▶ **Task directions**:
Images do not belong in the copy. Retype all the entries below exactly.

▶ **Working data**:
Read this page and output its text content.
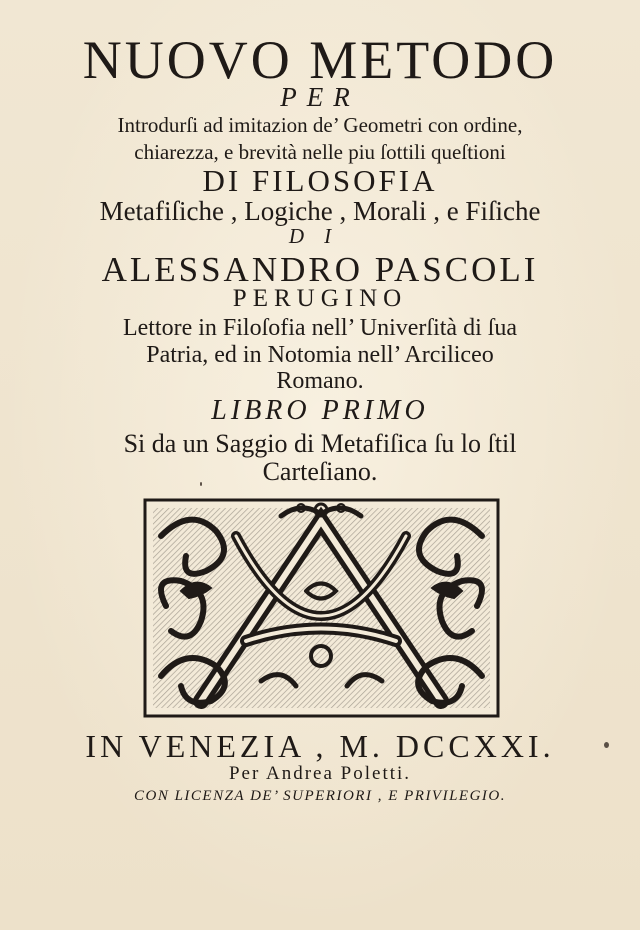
NUOVO METODO
PER
Introdurſi ad imitazion de’ Geometri con ordine,
chiarezza, e brevità nelle piu ſottili queſtioni
DI FILOSOFIA
Metafiſiche , Logiche , Morali , e Fiſiche
DI
ALESSANDRO PASCOLI
PERUGINO
Lettore in Filoſofia nell’ Univerſità di ſua
Patria, ed in Notomia nell’ Arciliceo
Romano.
LIBRO PRIMO
Si da un Saggio di Metafiſica ſu lo ſtil
Carteſiano.
IN VENEZIA , M. DCCXXI.
Per Andrea Poletti.
CON LICENZA DE’ SUPERIORI , E PRIVILEGIO.
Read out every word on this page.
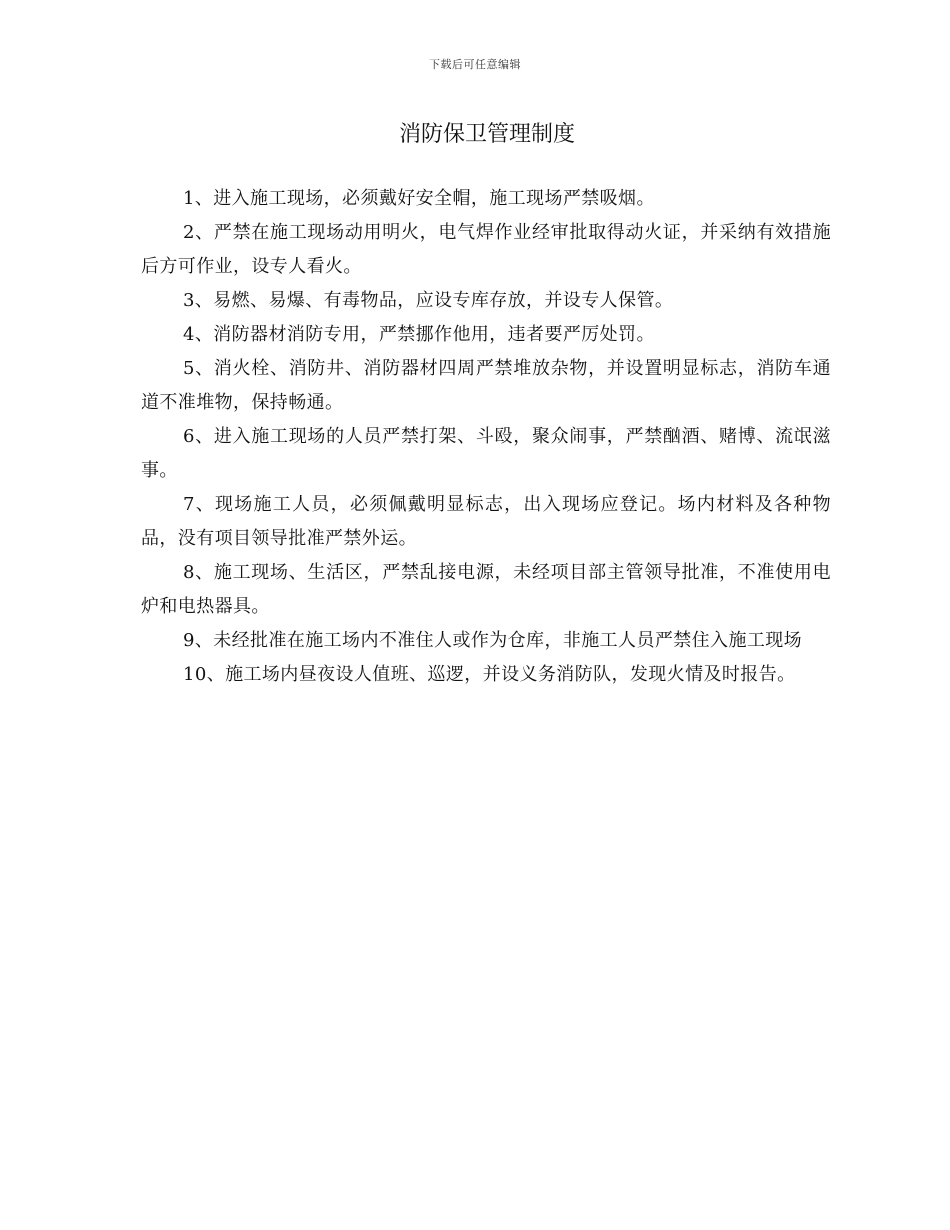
下载后可任意编辑
消防保卫管理制度
1、进入施工现场，必须戴好安全帽，施工现场严禁吸烟。
2、严禁在施工现场动用明火，电气焊作业经审批取得动火证，并采纳有效措施后方可作业，设专人看火。
3、易燃、易爆、有毒物品，应设专库存放，并设专人保管。
4、消防器材消防专用，严禁挪作他用，违者要严厉处罚。
5、消火栓、消防井、消防器材四周严禁堆放杂物，并设置明显标志，消防车通道不准堆物，保持畅通。
6、进入施工现场的人员严禁打架、斗殴，聚众闹事，严禁酗酒、赌博、流氓滋事。
7、现场施工人员，必须佩戴明显标志，出入现场应登记。场内材料及各种物品，没有项目领导批准严禁外运。
8、施工现场、生活区，严禁乱接电源，未经项目部主管领导批准，不准使用电炉和电热器具。
9、未经批准在施工场内不准住人或作为仓库，非施工人员严禁住入施工现场
10、施工场内昼夜设人值班、巡逻，并设义务消防队，发现火情及时报告。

▶ **Task output**:
Read this page and output its text content.
NUOVO METODO
PER
Introdurſi ad imitazion de’ Geometri con ordine,
chiarezza, e brevità nelle piu ſottili queſtioni
DI FILOSOFIA
Metafiſiche , Logiche , Morali , e Fiſiche
DI
ALESSANDRO PASCOLI
PERUGINO
Lettore in Filoſofia nell’ Univerſità di ſua
Patria, ed in Notomia nell’ Arciliceo
Romano.
LIBRO PRIMO
Si da un Saggio di Metafiſica ſu lo ſtil
Carteſiano.
IN VENEZIA , M. DCCXXI.
Per Andrea Poletti.
CON LICENZA DE’ SUPERIORI , E PRIVILEGIO.
Read out every word on this page.
下载后可任意编辑
消防保卫管理制度
1、进入施工现场，必须戴好安全帽，施工现场严禁吸烟。
2、严禁在施工现场动用明火，电气焊作业经审批取得动火证，并采纳有效措施后方可作业，设专人看火。
3、易燃、易爆、有毒物品，应设专库存放，并设专人保管。
4、消防器材消防专用，严禁挪作他用，违者要严厉处罚。
5、消火栓、消防井、消防器材四周严禁堆放杂物，并设置明显标志，消防车通道不准堆物，保持畅通。
6、进入施工现场的人员严禁打架、斗殴，聚众闹事，严禁酗酒、赌博、流氓滋事。
7、现场施工人员，必须佩戴明显标志，出入现场应登记。场内材料及各种物品，没有项目领导批准严禁外运。
8、施工现场、生活区，严禁乱接电源，未经项目部主管领导批准，不准使用电炉和电热器具。
9、未经批准在施工场内不准住人或作为仓库，非施工人员严禁住入施工现场
10、施工场内昼夜设人值班、巡逻，并设义务消防队，发现火情及时报告。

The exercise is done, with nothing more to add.